_YOUR GOAL_
Look through the material below and count the lines with the string "this". Report only the count.

_PROVIDED RECORDS_

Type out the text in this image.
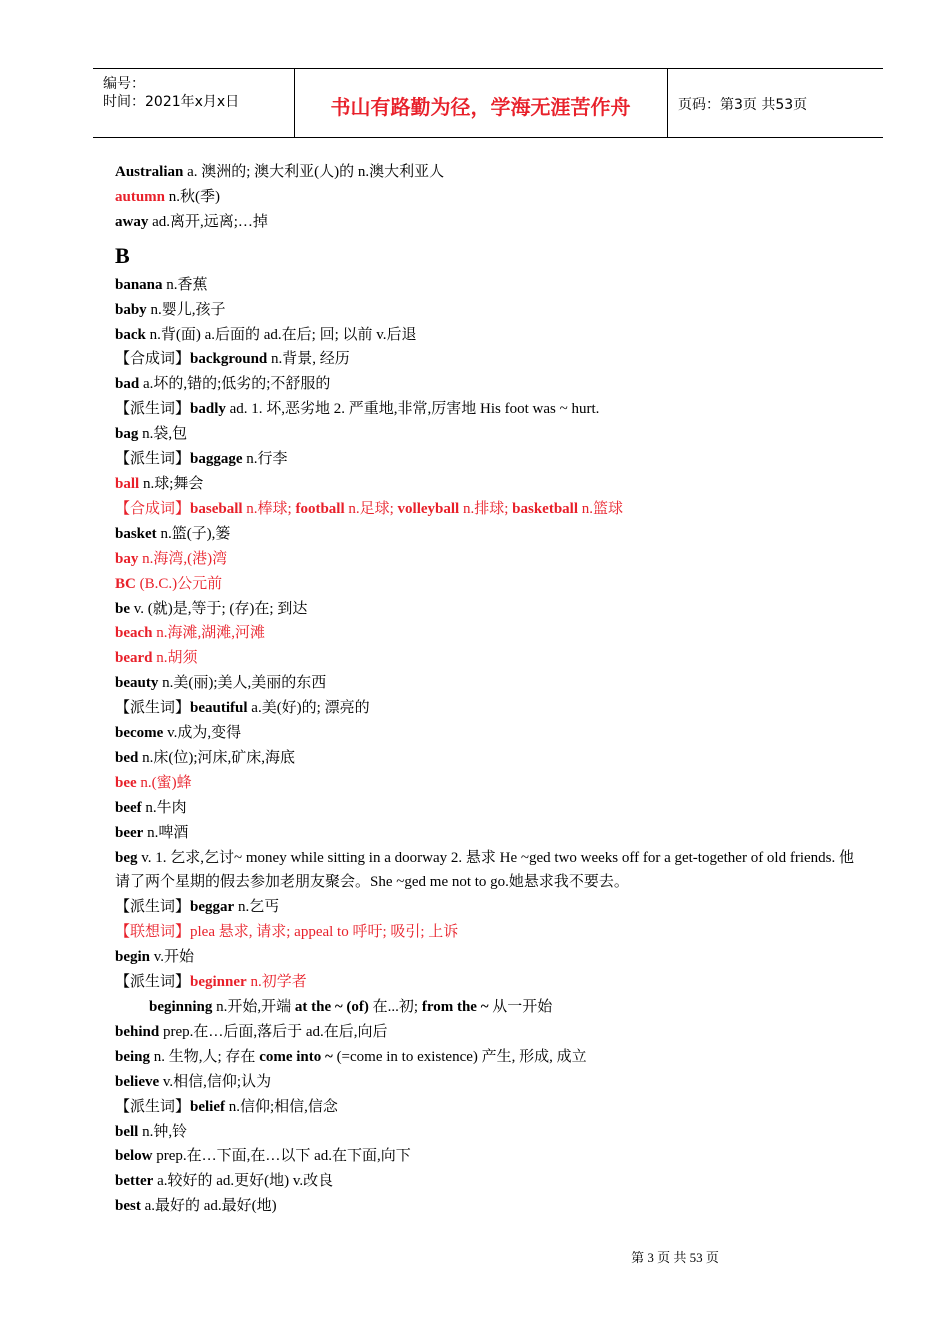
编号：
时间：2021年x月x日	书山有路勤为径，学海无涯苦作舟	页码：第3页 共53页
Australian a. 澳洲的; 澳大利亚(人)的 n.澳大利亚人
autumn n.秋(季)
away ad.离开,远离;…掉
B
banana n.香蕉
baby n.婴儿,孩子
back n.背(面) a.后面的 ad.在后; 回; 以前 v.后退
【合成词】background n.背景, 经历
bad a.坏的,错的;低劣的;不舒服的
【派生词】badly ad. 1. 坏,恶劣地 2. 严重地,非常,厉害地 His foot was ~ hurt.
bag n.袋,包
【派生词】baggage n.行李
ball n.球;舞会
【合成词】baseball n.棒球; football n.足球; volleyball n.排球; basketball n.篮球
basket n.篮(子),篓
bay n.海湾,(港)湾
BC (B.C.)公元前
be v. (就)是,等于; (存)在; 到达
beach n.海滩,湖滩,河滩
beard n.胡须
beauty n.美(丽);美人,美丽的东西
【派生词】beautiful a.美(好)的; 漂亮的
become v.成为,变得
bed n.床(位);河床,矿床,海底
bee n.(蜜)蜂
beef n.牛肉
beer n.啤酒
beg v. 1. 乞求,乞讨~ money while sitting in a doorway 2. 悬求 He ~ged two weeks off for a get-together of old friends. 他请了两个星期的假去参加老朋友聚会。She ~ged me not to go.她悬求我不要去。
【派生词】beggar n.乞丐
【联想词】plea 悬求, 请求; appeal to 呼吁; 吸引; 上诉
begin v.开始
【派生词】beginner n.初学者
beginning n.开始,开端 at the ~ (of) 在...初; from the ~ 从一开始
behind prep.在…后面,落后于 ad.在后,向后
being n. 生物,人; 存在 come into ~ (=come in to existence) 产生, 形成, 成立
believe v.相信,信仰;认为
【派生词】belief n.信仰;相信,信念
bell n.钟,铃
below prep.在…下面,在…以下 ad.在下面,向下
better a.较好的 ad.更好(地) v.改良
best a.最好的 ad.最好(地)
第 3 页 共 53 页
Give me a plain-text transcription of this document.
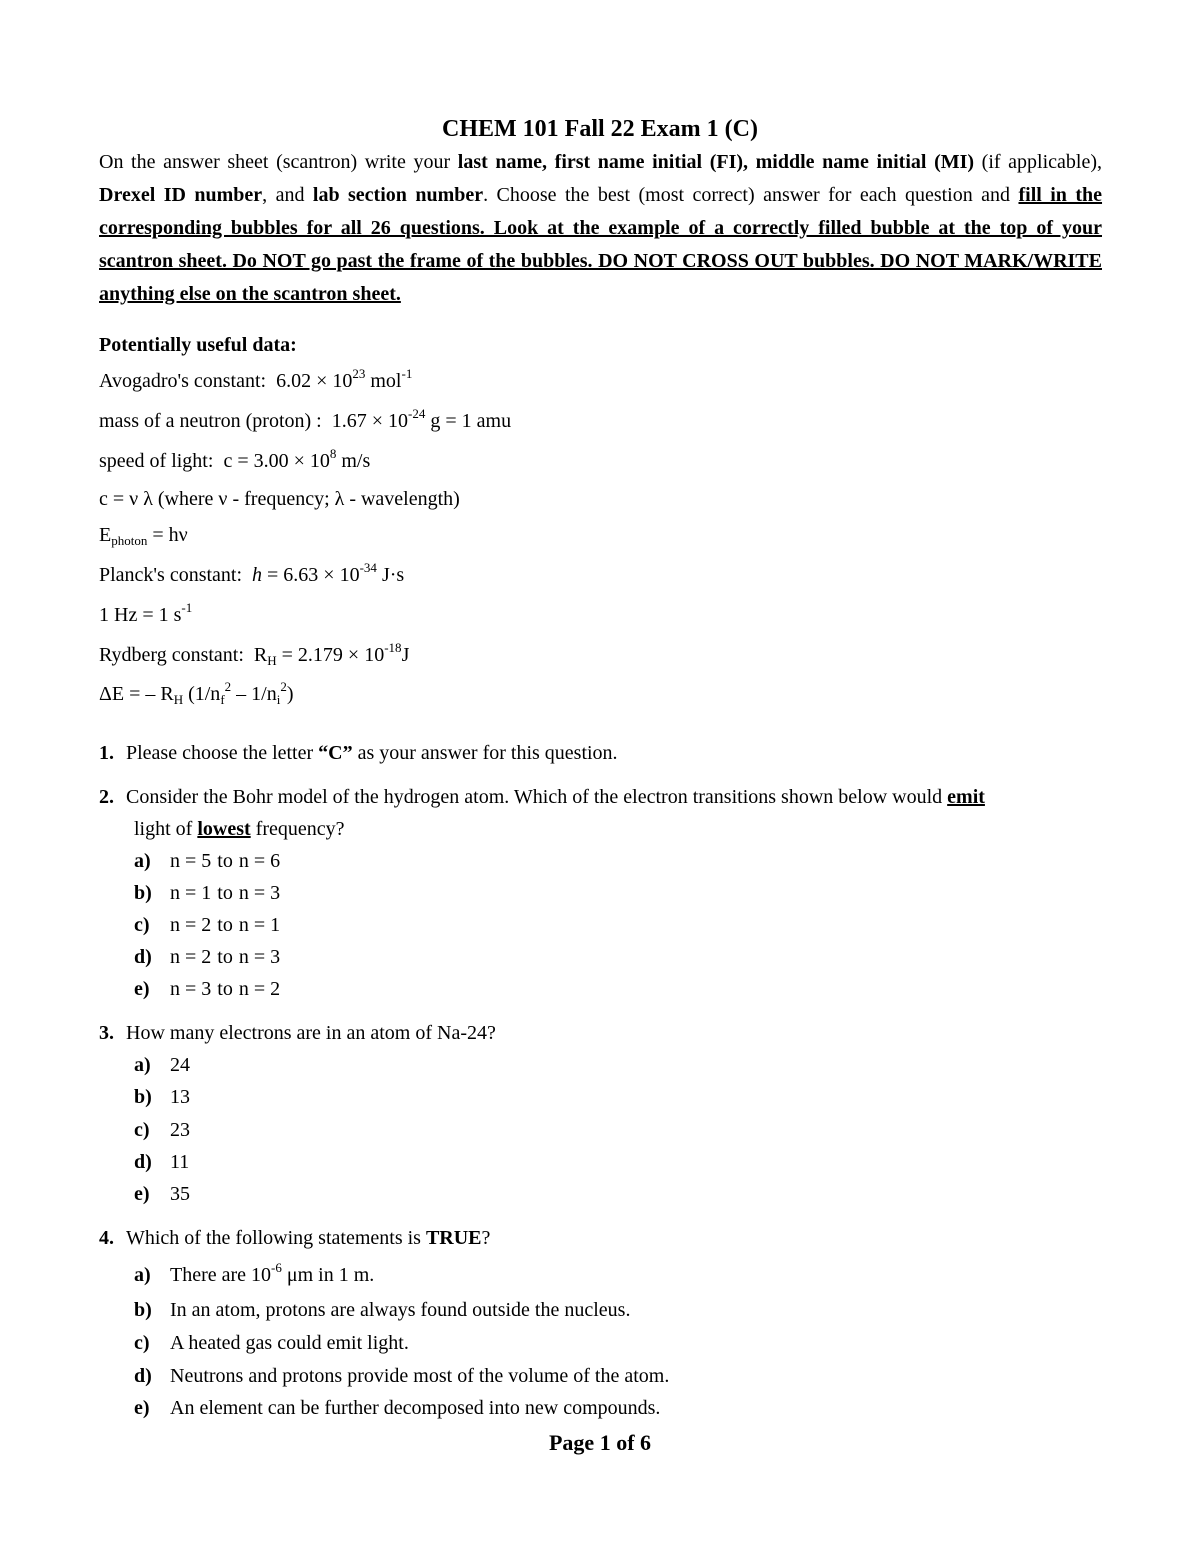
CHEM 101 Fall 22 Exam 1 (C)
On the answer sheet (scantron) write your last name, first name initial (FI), middle name initial (MI) (if applicable), Drexel ID number, and lab section number. Choose the best (most correct) answer for each question and fill in the corresponding bubbles for all 26 questions. Look at the example of a correctly filled bubble at the top of your scantron sheet. Do NOT go past the frame of the bubbles. DO NOT CROSS OUT bubbles. DO NOT MARK/WRITE anything else on the scantron sheet.
Potentially useful data:
Avogadro's constant: $6.02 \times 10^{23}$ mol$^{-1}$
mass of a neutron (proton) : $1.67 \times 10^{-24}$ g = 1 amu
speed of light: $c = 3.00 \times 10^8$ m/s
c = ν λ (where ν - frequency; λ - wavelength)
$E_{photon} = h\nu$
Planck's constant: $h = 6.63 \times 10^{-34}$ J·s
1 Hz = 1 $s^{-1}$
Rydberg constant: $R_H = 2.179 \times 10^{-18}J$
ΔE = – $R_H$ $(1/n_f^2 - 1/n_i^2)$
1. Please choose the letter “C” as your answer for this question.
2. Consider the Bohr model of the hydrogen atom. Which of the electron transitions shown below would emit
light of lowest frequency?
a) n = 5 to n = 6
b) n = 1 to n = 3
c) n = 2 to n = 1
d) n = 2 to n = 3
e) n = 3 to n = 2
3. How many electrons are in an atom of Na-24?
a) 24
b) 13
c) 23
d) 11
e) 35
4. Which of the following statements is TRUE?
a) There are $10^{-6}$ μm in 1 m.
b) In an atom, protons are always found outside the nucleus.
c) A heated gas could emit light.
d) Neutrons and protons provide most of the volume of the atom.
e) An element can be further decomposed into new compounds.
Page 1 of 6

_TASK RESULT_
3